### Excerpted records
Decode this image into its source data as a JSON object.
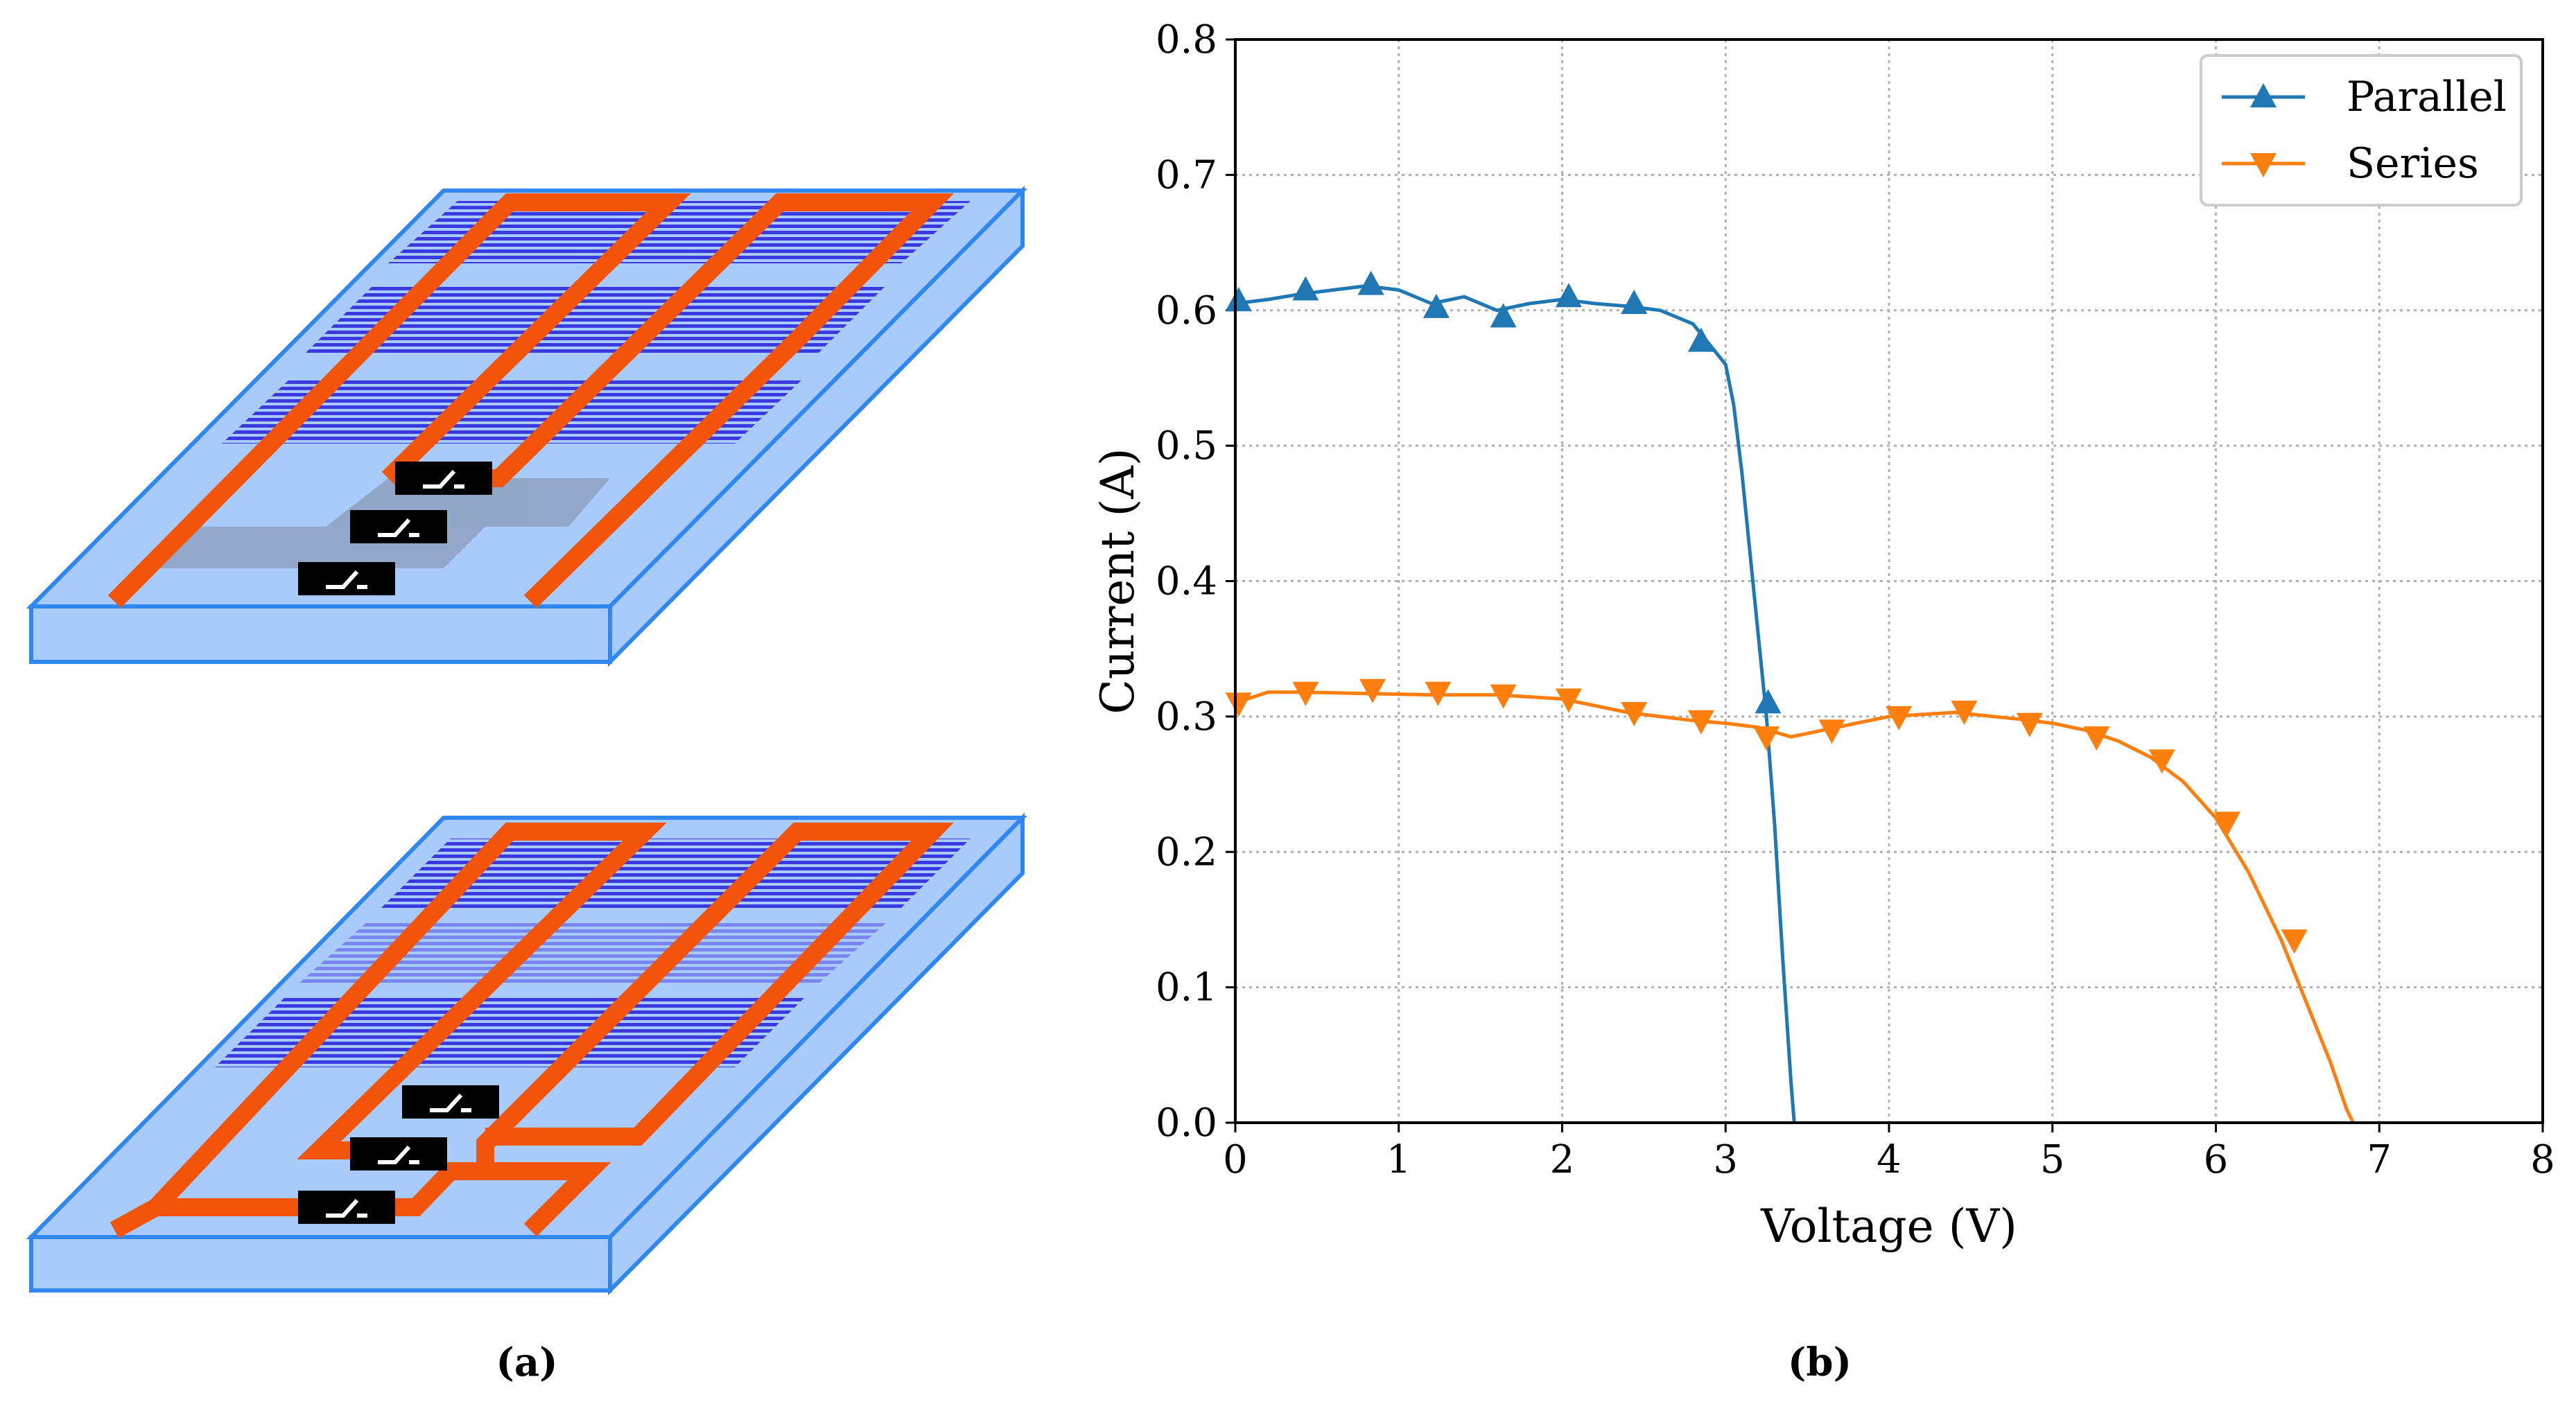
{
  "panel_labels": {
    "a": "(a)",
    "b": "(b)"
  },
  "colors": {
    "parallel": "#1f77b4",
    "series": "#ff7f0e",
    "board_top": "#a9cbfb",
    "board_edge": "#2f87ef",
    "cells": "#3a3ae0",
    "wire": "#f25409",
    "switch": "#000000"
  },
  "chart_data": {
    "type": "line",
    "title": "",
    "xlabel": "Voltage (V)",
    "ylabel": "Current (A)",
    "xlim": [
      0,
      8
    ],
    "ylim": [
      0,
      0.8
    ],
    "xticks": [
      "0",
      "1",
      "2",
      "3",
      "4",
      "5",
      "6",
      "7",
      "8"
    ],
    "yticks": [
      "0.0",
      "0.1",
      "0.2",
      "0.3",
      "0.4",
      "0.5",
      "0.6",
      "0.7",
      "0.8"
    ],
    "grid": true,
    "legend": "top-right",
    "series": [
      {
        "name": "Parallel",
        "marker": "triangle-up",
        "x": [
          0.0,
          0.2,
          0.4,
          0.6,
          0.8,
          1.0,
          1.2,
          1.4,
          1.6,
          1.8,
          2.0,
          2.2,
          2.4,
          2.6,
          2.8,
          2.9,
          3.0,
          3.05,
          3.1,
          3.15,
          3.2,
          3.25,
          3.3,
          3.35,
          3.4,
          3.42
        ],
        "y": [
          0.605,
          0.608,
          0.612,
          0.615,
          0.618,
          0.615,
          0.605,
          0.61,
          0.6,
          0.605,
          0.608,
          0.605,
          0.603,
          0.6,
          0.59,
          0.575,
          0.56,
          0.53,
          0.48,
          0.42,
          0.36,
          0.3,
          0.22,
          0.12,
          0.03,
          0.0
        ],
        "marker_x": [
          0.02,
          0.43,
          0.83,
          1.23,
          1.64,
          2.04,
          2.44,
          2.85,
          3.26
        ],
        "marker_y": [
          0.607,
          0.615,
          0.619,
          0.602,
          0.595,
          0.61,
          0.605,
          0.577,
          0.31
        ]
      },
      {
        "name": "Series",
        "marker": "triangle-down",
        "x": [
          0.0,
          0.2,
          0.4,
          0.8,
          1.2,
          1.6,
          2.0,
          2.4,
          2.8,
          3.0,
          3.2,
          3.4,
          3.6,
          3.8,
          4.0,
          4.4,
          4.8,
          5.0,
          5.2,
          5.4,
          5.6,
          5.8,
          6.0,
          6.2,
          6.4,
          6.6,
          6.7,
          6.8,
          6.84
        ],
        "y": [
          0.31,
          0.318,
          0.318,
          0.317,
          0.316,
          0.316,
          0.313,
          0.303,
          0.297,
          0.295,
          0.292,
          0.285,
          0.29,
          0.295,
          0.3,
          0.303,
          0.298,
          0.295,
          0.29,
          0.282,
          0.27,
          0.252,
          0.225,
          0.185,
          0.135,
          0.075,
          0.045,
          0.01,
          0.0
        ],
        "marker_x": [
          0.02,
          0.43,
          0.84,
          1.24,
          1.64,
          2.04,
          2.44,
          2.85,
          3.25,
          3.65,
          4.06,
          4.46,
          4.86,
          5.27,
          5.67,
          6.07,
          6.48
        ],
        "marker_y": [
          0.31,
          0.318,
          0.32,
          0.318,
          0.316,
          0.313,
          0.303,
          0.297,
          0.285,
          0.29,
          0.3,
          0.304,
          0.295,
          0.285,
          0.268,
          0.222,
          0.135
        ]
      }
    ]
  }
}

...

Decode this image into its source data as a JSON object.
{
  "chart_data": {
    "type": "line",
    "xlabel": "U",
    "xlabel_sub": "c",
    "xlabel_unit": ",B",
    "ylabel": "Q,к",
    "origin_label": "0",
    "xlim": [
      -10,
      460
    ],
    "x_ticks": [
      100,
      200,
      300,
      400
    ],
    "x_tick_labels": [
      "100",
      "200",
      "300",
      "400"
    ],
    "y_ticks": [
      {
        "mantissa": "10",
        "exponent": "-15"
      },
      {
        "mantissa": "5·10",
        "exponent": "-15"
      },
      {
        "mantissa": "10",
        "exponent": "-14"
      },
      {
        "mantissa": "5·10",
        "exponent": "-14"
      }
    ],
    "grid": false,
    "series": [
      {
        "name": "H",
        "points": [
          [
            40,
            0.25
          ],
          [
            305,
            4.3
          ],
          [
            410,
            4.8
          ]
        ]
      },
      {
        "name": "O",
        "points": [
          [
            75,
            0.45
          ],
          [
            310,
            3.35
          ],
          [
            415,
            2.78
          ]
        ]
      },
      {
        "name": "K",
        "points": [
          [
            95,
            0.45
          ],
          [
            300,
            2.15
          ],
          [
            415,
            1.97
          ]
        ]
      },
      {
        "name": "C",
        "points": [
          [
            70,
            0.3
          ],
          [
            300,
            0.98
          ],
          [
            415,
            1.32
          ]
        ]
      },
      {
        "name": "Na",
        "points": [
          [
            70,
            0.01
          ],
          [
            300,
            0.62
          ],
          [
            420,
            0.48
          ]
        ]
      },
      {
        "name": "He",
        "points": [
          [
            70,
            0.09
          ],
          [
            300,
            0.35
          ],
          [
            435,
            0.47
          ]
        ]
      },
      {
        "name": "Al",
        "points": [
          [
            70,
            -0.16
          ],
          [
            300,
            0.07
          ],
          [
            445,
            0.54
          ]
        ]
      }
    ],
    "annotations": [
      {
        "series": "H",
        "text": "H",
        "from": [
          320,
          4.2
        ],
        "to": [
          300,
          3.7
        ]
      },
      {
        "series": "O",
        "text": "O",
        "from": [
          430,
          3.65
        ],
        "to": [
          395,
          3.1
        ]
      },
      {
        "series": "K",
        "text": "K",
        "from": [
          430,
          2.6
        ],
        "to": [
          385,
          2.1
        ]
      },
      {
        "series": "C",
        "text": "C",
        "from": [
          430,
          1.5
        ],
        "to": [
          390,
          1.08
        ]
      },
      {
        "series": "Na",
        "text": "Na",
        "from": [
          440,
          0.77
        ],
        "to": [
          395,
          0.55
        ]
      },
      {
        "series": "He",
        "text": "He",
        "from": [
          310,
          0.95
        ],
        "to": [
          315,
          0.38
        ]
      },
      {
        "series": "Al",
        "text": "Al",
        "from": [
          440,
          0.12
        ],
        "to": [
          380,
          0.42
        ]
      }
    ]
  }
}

### Aim of the task
Say how many lines in the records hold the string "text", and say nothing else.

### Output of the task
7